Lines containing the word "FRIES" should be extracted in full.

Stored records
****************

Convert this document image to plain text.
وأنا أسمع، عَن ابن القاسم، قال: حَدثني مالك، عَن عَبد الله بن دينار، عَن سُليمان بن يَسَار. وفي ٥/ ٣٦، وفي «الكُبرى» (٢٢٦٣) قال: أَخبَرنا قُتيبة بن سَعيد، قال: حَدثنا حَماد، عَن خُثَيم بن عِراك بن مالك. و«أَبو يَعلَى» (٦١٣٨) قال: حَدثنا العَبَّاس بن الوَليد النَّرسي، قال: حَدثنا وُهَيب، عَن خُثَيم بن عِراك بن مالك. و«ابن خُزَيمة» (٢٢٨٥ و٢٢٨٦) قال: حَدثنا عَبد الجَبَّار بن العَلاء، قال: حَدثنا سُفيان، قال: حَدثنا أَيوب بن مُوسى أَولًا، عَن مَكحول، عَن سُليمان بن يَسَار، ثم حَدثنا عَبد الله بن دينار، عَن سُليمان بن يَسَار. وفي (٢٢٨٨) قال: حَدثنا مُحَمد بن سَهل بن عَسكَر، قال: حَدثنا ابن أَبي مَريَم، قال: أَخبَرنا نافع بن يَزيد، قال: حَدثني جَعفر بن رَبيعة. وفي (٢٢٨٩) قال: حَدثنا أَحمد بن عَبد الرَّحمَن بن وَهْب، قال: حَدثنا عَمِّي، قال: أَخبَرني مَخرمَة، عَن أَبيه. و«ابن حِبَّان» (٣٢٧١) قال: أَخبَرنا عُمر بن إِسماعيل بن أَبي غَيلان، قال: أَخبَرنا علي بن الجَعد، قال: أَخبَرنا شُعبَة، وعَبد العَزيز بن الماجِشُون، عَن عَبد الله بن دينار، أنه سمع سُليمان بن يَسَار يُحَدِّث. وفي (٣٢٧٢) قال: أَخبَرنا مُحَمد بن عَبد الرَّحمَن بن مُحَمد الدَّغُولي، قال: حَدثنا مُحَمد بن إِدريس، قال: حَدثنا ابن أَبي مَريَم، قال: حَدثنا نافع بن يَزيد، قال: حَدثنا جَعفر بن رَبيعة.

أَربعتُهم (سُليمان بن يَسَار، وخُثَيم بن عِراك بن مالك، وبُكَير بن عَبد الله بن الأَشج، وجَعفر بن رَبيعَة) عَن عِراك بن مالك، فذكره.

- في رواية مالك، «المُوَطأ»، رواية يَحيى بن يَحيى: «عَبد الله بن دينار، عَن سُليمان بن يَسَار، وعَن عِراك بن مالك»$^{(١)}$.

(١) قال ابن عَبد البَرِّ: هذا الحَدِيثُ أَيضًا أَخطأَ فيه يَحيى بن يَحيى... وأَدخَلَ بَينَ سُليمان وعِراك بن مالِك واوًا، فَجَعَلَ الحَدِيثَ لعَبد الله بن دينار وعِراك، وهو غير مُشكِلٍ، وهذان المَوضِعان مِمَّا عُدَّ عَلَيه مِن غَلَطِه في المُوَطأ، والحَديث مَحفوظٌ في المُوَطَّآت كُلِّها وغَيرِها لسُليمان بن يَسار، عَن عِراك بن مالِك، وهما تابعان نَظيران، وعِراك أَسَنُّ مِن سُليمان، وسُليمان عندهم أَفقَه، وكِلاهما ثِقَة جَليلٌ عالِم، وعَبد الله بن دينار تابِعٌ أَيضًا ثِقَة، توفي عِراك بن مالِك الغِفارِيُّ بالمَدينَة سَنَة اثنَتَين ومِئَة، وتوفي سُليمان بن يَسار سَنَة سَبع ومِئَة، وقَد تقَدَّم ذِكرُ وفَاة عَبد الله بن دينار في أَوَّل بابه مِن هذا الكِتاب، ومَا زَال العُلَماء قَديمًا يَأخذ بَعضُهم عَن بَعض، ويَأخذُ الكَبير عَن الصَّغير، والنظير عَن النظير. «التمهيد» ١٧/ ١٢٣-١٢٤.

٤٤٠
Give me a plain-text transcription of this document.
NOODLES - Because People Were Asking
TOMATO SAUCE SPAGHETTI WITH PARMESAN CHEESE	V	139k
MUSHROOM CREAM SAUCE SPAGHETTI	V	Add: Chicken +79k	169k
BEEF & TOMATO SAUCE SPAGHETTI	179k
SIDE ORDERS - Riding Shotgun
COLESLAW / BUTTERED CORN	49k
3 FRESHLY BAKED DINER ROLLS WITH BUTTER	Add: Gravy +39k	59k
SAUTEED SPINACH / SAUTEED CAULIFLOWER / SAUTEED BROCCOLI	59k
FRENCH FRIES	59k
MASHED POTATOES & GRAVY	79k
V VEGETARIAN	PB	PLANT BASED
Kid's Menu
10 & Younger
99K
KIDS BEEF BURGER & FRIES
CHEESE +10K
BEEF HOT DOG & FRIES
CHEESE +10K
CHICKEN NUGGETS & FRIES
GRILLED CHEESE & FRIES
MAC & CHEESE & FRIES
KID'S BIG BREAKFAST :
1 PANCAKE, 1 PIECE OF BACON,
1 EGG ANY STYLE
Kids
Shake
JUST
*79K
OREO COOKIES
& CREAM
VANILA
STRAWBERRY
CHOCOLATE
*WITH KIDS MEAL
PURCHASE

****************

Solution to this exercise:
FRENCH FRIES	59k
KIDS BEEF BURGER & FRIES
BEEF HOT DOG & FRIES
CHICKEN NUGGETS & FRIES
GRILLED CHEESE & FRIES
MAC & CHEESE & FRIES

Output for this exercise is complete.